### EXERCISE
Write out the whole listing again, exactly.

===== PROVIDED DATA

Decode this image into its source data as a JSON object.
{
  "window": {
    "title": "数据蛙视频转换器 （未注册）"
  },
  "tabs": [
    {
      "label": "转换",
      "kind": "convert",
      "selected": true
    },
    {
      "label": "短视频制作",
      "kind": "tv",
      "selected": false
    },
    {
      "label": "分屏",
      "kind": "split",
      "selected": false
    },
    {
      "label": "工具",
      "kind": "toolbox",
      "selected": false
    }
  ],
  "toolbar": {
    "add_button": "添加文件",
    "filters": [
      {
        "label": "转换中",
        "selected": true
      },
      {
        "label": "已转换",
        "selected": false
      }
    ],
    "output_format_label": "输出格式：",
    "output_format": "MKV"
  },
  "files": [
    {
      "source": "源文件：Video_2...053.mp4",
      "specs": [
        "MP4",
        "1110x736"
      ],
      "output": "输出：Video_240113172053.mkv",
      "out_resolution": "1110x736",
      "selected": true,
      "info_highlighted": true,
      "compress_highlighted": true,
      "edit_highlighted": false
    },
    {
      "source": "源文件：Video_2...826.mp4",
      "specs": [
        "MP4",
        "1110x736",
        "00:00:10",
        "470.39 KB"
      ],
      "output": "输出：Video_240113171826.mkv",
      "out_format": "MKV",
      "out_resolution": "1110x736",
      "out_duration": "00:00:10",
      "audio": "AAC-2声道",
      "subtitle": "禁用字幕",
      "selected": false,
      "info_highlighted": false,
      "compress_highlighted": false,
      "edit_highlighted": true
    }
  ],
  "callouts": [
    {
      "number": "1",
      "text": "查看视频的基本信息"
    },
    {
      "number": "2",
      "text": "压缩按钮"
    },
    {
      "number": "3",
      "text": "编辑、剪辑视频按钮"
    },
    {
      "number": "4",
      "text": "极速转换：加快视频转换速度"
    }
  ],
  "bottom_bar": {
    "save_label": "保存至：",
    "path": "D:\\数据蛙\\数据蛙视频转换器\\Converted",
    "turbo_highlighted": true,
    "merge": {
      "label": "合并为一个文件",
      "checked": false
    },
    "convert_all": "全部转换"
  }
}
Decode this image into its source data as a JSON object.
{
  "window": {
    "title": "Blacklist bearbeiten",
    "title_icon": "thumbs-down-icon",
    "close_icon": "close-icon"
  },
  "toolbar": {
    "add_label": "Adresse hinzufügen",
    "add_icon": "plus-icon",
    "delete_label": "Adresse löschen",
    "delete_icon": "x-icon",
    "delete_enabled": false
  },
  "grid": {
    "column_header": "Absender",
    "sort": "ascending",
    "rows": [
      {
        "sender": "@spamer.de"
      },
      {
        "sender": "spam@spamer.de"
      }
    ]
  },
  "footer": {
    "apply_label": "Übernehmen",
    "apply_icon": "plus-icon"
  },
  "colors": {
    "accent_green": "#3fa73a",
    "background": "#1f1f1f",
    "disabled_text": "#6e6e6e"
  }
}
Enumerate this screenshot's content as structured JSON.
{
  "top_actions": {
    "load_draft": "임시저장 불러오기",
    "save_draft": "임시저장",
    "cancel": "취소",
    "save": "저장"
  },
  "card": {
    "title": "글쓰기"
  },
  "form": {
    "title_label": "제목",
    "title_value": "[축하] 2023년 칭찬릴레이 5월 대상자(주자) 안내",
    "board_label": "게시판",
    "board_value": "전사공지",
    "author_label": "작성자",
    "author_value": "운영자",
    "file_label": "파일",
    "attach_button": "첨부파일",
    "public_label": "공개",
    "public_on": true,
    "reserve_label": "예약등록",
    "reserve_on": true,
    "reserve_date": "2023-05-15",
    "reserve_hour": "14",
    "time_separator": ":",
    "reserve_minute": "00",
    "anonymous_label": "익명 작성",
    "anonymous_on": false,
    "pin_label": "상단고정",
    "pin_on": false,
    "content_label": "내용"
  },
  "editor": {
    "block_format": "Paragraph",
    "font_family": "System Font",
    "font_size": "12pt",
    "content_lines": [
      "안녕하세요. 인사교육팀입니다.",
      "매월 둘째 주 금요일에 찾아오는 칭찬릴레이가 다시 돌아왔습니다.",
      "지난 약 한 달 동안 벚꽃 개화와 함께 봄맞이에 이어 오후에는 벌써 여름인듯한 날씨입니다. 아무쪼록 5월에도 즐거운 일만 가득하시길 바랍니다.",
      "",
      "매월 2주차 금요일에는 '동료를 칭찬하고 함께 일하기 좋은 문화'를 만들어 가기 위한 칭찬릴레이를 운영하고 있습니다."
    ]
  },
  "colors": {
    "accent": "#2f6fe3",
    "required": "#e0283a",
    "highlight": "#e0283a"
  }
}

==========

### REPLY TO THE EXERCISE
Decode this image into its source data as a JSON object.
{
  "window": {
    "title": "数据蛙视频转换器 （未注册）"
  },
  "tabs": [
    {
      "label": "转换",
      "kind": "convert",
      "selected": true
    },
    {
      "label": "短视频制作",
      "kind": "tv",
      "selected": false
    },
    {
      "label": "分屏",
      "kind": "split",
      "selected": false
    },
    {
      "label": "工具",
      "kind": "toolbox",
      "selected": false
    }
  ],
  "toolbar": {
    "add_button": "添加文件",
    "filters": [
      {
        "label": "转换中",
        "selected": true
      },
      {
        "label": "已转换",
        "selected": false
      }
    ],
    "output_format_label": "输出格式：",
    "output_format": "MKV"
  },
  "files": [
    {
      "source": "源文件：Video_2...053.mp4",
      "specs": [
        "MP4",
        "1110x736"
      ],
      "output": "输出：Video_240113172053.mkv",
      "out_resolution": "1110x736",
      "selected": true,
      "info_highlighted": true,
      "compress_highlighted": true,
      "edit_highlighted": false
    },
    {
      "source": "源文件：Video_2...826.mp4",
      "specs": [
        "MP4",
        "1110x736",
        "00:00:10",
        "470.39 KB"
      ],
      "output": "输出：Video_240113171826.mkv",
      "out_format": "MKV",
      "out_resolution": "1110x736",
      "out_duration": "00:00:10",
      "audio": "AAC-2声道",
      "subtitle": "禁用字幕",
      "selected": false,
      "info_highlighted": false,
      "compress_highlighted": false,
      "edit_highlighted": true
    }
  ],
  "callouts": [
    {
      "number": "1",
      "text": "查看视频的基本信息"
    },
    {
      "number": "2",
      "text": "压缩按钮"
    },
    {
      "number": "3",
      "text": "编辑、剪辑视频按钮"
    },
    {
      "number": "4",
      "text": "极速转换：加快视频转换速度"
    }
  ],
  "bottom_bar": {
    "save_label": "保存至：",
    "path": "D:\\数据蛙\\数据蛙视频转换器\\Converted",
    "turbo_highlighted": true,
    "merge": {
      "label": "合并为一个文件",
      "checked": false
    },
    "convert_all": "全部转换"
  }
}
Decode this image into its source data as a JSON object.
{
  "window": {
    "title": "Blacklist bearbeiten",
    "title_icon": "thumbs-down-icon",
    "close_icon": "close-icon"
  },
  "toolbar": {
    "add_label": "Adresse hinzufügen",
    "add_icon": "plus-icon",
    "delete_label": "Adresse löschen",
    "delete_icon": "x-icon",
    "delete_enabled": false
  },
  "grid": {
    "column_header": "Absender",
    "sort": "ascending",
    "rows": [
      {
        "sender": "@spamer.de"
      },
      {
        "sender": "spam@spamer.de"
      }
    ]
  },
  "footer": {
    "apply_label": "Übernehmen",
    "apply_icon": "plus-icon"
  },
  "colors": {
    "accent_green": "#3fa73a",
    "background": "#1f1f1f",
    "disabled_text": "#6e6e6e"
  }
}
Enumerate this screenshot's content as structured JSON.
{
  "top_actions": {
    "load_draft": "임시저장 불러오기",
    "save_draft": "임시저장",
    "cancel": "취소",
    "save": "저장"
  },
  "card": {
    "title": "글쓰기"
  },
  "form": {
    "title_label": "제목",
    "title_value": "[축하] 2023년 칭찬릴레이 5월 대상자(주자) 안내",
    "board_label": "게시판",
    "board_value": "전사공지",
    "author_label": "작성자",
    "author_value": "운영자",
    "file_label": "파일",
    "attach_button": "첨부파일",
    "public_label": "공개",
    "public_on": true,
    "reserve_label": "예약등록",
    "reserve_on": true,
    "reserve_date": "2023-05-15",
    "reserve_hour": "14",
    "time_separator": ":",
    "reserve_minute": "00",
    "anonymous_label": "익명 작성",
    "anonymous_on": false,
    "pin_label": "상단고정",
    "pin_on": false,
    "content_label": "내용"
  },
  "editor": {
    "block_format": "Paragraph",
    "font_family": "System Font",
    "font_size": "12pt",
    "content_lines": [
      "안녕하세요. 인사교육팀입니다.",
      "매월 둘째 주 금요일에 찾아오는 칭찬릴레이가 다시 돌아왔습니다.",
      "지난 약 한 달 동안 벚꽃 개화와 함께 봄맞이에 이어 오후에는 벌써 여름인듯한 날씨입니다. 아무쪼록 5월에도 즐거운 일만 가득하시길 바랍니다.",
      "",
      "매월 2주차 금요일에는 '동료를 칭찬하고 함께 일하기 좋은 문화'를 만들어 가기 위한 칭찬릴레이를 운영하고 있습니다."
    ]
  },
  "colors": {
    "accent": "#2f6fe3",
    "required": "#e0283a",
    "highlight": "#e0283a"
  }
}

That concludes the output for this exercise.